▶ _Material to process_:
################
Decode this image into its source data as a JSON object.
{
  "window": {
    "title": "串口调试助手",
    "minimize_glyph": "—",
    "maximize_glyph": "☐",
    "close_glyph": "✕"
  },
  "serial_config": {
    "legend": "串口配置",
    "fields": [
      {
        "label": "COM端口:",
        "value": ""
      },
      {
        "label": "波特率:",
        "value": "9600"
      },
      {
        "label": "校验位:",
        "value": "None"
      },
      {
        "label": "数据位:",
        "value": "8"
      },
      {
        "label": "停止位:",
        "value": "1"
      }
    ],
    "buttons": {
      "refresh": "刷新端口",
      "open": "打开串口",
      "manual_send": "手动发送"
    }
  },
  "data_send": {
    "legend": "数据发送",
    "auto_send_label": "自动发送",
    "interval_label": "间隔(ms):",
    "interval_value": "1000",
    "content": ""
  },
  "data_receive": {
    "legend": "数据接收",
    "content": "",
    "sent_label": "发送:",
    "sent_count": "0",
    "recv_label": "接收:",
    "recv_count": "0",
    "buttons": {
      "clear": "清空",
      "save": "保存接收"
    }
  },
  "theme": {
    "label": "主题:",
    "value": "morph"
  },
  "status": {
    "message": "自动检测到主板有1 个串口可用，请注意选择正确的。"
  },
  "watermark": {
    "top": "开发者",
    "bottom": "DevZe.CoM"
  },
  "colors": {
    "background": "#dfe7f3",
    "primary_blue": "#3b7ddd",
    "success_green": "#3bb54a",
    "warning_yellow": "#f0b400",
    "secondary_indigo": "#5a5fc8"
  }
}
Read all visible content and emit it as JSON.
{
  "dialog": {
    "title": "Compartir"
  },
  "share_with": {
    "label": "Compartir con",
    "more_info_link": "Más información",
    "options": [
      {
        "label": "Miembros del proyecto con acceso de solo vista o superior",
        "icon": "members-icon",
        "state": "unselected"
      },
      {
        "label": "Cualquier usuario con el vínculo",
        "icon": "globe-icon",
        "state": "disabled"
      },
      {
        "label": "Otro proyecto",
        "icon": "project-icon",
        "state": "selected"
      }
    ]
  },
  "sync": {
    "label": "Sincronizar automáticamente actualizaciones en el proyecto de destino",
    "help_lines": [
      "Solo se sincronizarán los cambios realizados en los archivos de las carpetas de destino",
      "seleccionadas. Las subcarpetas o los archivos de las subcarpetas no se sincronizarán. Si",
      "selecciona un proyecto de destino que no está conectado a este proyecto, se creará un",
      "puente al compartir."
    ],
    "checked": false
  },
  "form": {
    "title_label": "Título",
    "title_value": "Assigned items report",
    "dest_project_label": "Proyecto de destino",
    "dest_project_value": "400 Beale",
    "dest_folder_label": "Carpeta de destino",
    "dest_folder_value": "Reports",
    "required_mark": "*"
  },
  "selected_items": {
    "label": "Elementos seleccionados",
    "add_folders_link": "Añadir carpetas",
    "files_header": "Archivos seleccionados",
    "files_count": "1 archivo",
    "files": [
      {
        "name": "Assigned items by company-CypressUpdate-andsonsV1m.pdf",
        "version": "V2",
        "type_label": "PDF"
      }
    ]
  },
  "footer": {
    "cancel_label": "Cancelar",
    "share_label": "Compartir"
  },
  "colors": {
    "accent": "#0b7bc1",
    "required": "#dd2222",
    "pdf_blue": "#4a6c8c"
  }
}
################
▶ _Task statement_: The records above should all be quoted exactly, please.

▶ _Problem solution_:
Decode this image into its source data as a JSON object.
{
  "window": {
    "title": "串口调试助手",
    "minimize_glyph": "—",
    "maximize_glyph": "☐",
    "close_glyph": "✕"
  },
  "serial_config": {
    "legend": "串口配置",
    "fields": [
      {
        "label": "COM端口:",
        "value": ""
      },
      {
        "label": "波特率:",
        "value": "9600"
      },
      {
        "label": "校验位:",
        "value": "None"
      },
      {
        "label": "数据位:",
        "value": "8"
      },
      {
        "label": "停止位:",
        "value": "1"
      }
    ],
    "buttons": {
      "refresh": "刷新端口",
      "open": "打开串口",
      "manual_send": "手动发送"
    }
  },
  "data_send": {
    "legend": "数据发送",
    "auto_send_label": "自动发送",
    "interval_label": "间隔(ms):",
    "interval_value": "1000",
    "content": ""
  },
  "data_receive": {
    "legend": "数据接收",
    "content": "",
    "sent_label": "发送:",
    "sent_count": "0",
    "recv_label": "接收:",
    "recv_count": "0",
    "buttons": {
      "clear": "清空",
      "save": "保存接收"
    }
  },
  "theme": {
    "label": "主题:",
    "value": "morph"
  },
  "status": {
    "message": "自动检测到主板有1 个串口可用，请注意选择正确的。"
  },
  "watermark": {
    "top": "开发者",
    "bottom": "DevZe.CoM"
  },
  "colors": {
    "background": "#dfe7f3",
    "primary_blue": "#3b7ddd",
    "success_green": "#3bb54a",
    "warning_yellow": "#f0b400",
    "secondary_indigo": "#5a5fc8"
  }
}
Read all visible content and emit it as JSON.
{
  "dialog": {
    "title": "Compartir"
  },
  "share_with": {
    "label": "Compartir con",
    "more_info_link": "Más información",
    "options": [
      {
        "label": "Miembros del proyecto con acceso de solo vista o superior",
        "icon": "members-icon",
        "state": "unselected"
      },
      {
        "label": "Cualquier usuario con el vínculo",
        "icon": "globe-icon",
        "state": "disabled"
      },
      {
        "label": "Otro proyecto",
        "icon": "project-icon",
        "state": "selected"
      }
    ]
  },
  "sync": {
    "label": "Sincronizar automáticamente actualizaciones en el proyecto de destino",
    "help_lines": [
      "Solo se sincronizarán los cambios realizados en los archivos de las carpetas de destino",
      "seleccionadas. Las subcarpetas o los archivos de las subcarpetas no se sincronizarán. Si",
      "selecciona un proyecto de destino que no está conectado a este proyecto, se creará un",
      "puente al compartir."
    ],
    "checked": false
  },
  "form": {
    "title_label": "Título",
    "title_value": "Assigned items report",
    "dest_project_label": "Proyecto de destino",
    "dest_project_value": "400 Beale",
    "dest_folder_label": "Carpeta de destino",
    "dest_folder_value": "Reports",
    "required_mark": "*"
  },
  "selected_items": {
    "label": "Elementos seleccionados",
    "add_folders_link": "Añadir carpetas",
    "files_header": "Archivos seleccionados",
    "files_count": "1 archivo",
    "files": [
      {
        "name": "Assigned items by company-CypressUpdate-andsonsV1m.pdf",
        "version": "V2",
        "type_label": "PDF"
      }
    ]
  },
  "footer": {
    "cancel_label": "Cancelar",
    "share_label": "Compartir"
  },
  "colors": {
    "accent": "#0b7bc1",
    "required": "#dd2222",
    "pdf_blue": "#4a6c8c"
  }
}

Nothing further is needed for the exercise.